§ Brief: Pull out each line of the records holding the string "измерений".

[Data entries]

☆ ☆ ☆ ☆

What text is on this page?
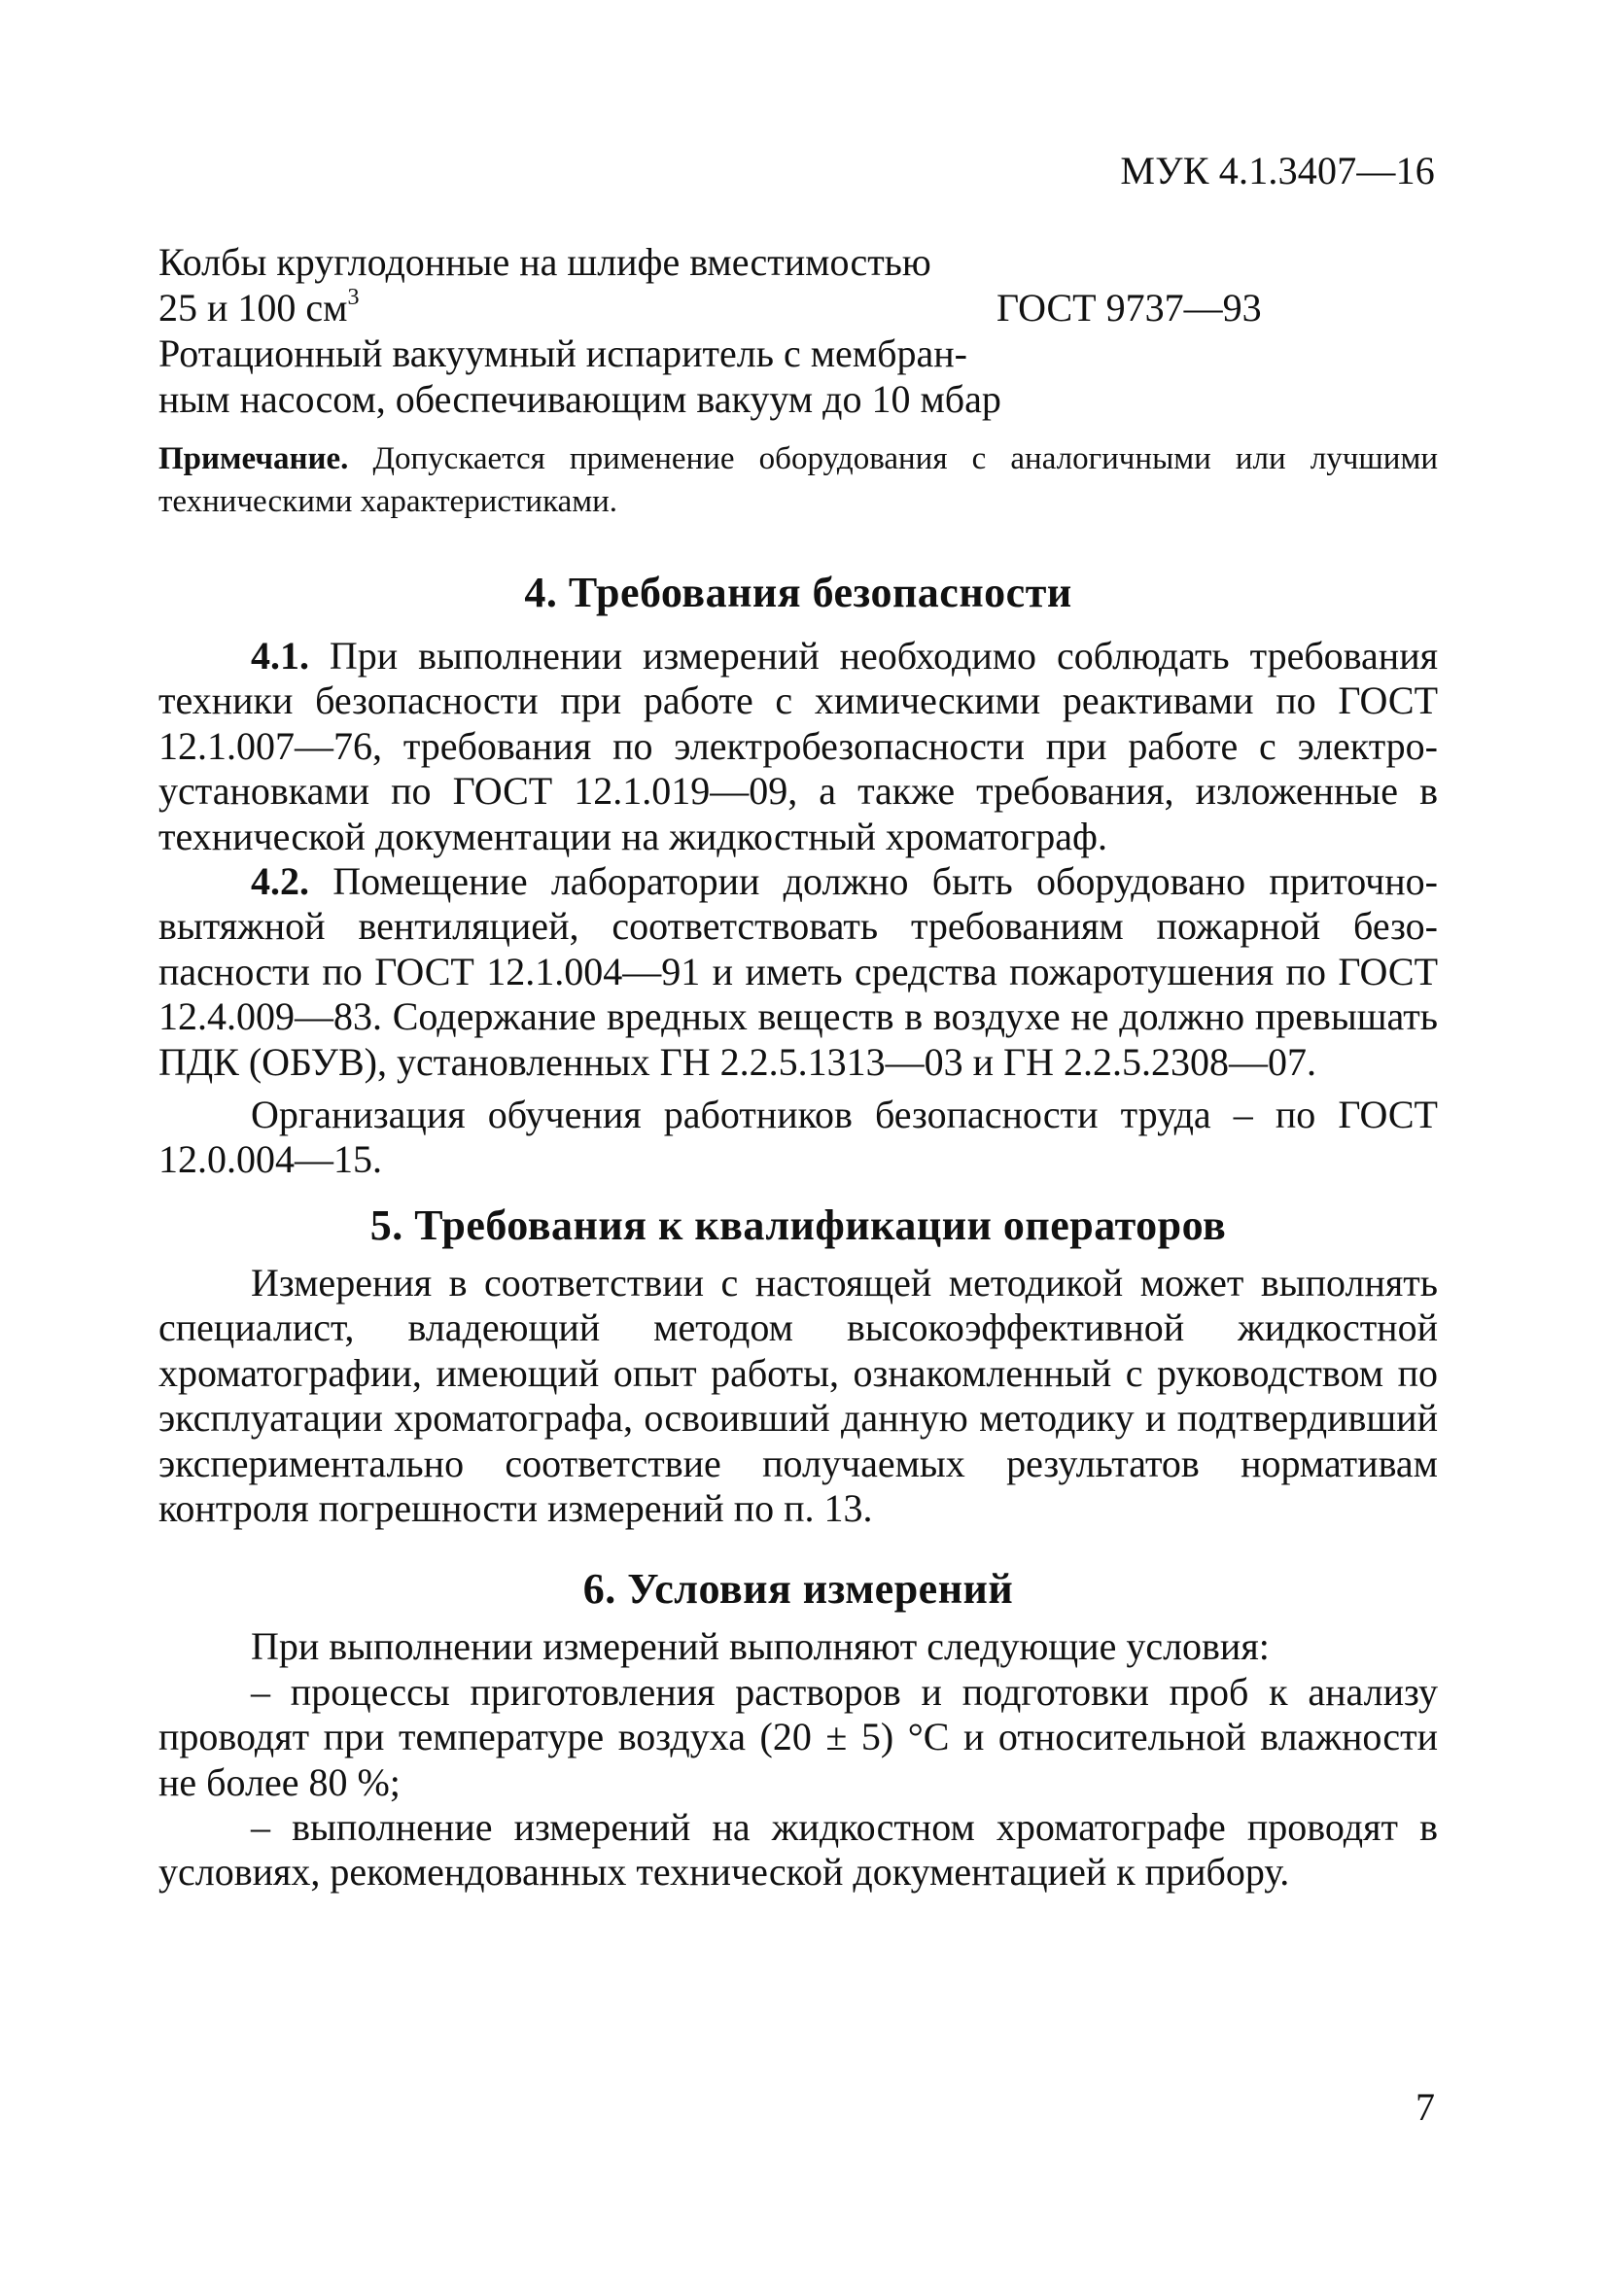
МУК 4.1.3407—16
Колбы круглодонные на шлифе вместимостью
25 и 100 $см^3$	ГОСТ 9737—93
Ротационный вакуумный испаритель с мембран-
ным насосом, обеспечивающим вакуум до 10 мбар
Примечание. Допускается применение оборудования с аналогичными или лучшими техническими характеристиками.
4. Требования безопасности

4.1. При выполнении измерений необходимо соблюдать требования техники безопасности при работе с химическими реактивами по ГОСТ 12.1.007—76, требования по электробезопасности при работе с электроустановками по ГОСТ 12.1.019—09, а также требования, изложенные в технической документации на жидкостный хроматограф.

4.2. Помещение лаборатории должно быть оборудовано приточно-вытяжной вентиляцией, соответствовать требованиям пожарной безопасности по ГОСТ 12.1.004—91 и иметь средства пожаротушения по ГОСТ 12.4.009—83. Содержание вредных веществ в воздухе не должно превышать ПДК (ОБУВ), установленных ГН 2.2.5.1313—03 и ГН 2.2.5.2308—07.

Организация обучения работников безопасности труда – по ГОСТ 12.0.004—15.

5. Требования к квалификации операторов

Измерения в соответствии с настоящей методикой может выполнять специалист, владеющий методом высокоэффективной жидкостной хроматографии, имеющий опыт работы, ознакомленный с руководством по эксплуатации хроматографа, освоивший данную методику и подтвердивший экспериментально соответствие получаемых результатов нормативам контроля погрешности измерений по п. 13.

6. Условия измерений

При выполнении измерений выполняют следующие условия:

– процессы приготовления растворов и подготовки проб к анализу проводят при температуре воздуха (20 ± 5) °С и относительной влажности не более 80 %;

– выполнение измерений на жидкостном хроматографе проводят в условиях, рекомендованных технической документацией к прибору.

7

☆ ☆ ☆ ☆

§ Output for this task:
4.1. При выполнении измерений необходимо соблюдать требования техники безопасности при работе с химическими реактивами по ГОСТ 12.1.007—76, требования по электробезопасности при работе с электроустановками по ГОСТ 12.1.019—09, а также требования, изложенные в технической документации на жидкостный хроматограф.
Измерения в соответствии с настоящей методикой может выполнять специалист, владеющий методом высокоэффективной жидкостной хроматографии, имеющий опыт работы, ознакомленный с руководством по эксплуатации хроматографа, освоивший данную методику и подтвердивший экспериментально соответствие получаемых результатов нормативам контроля погрешности измерений по п. 13.
6. Условия измерений
При выполнении измерений выполняют следующие условия:
– выполнение измерений на жидкостном хроматографе проводят в условиях, рекомендованных технической документацией к прибору.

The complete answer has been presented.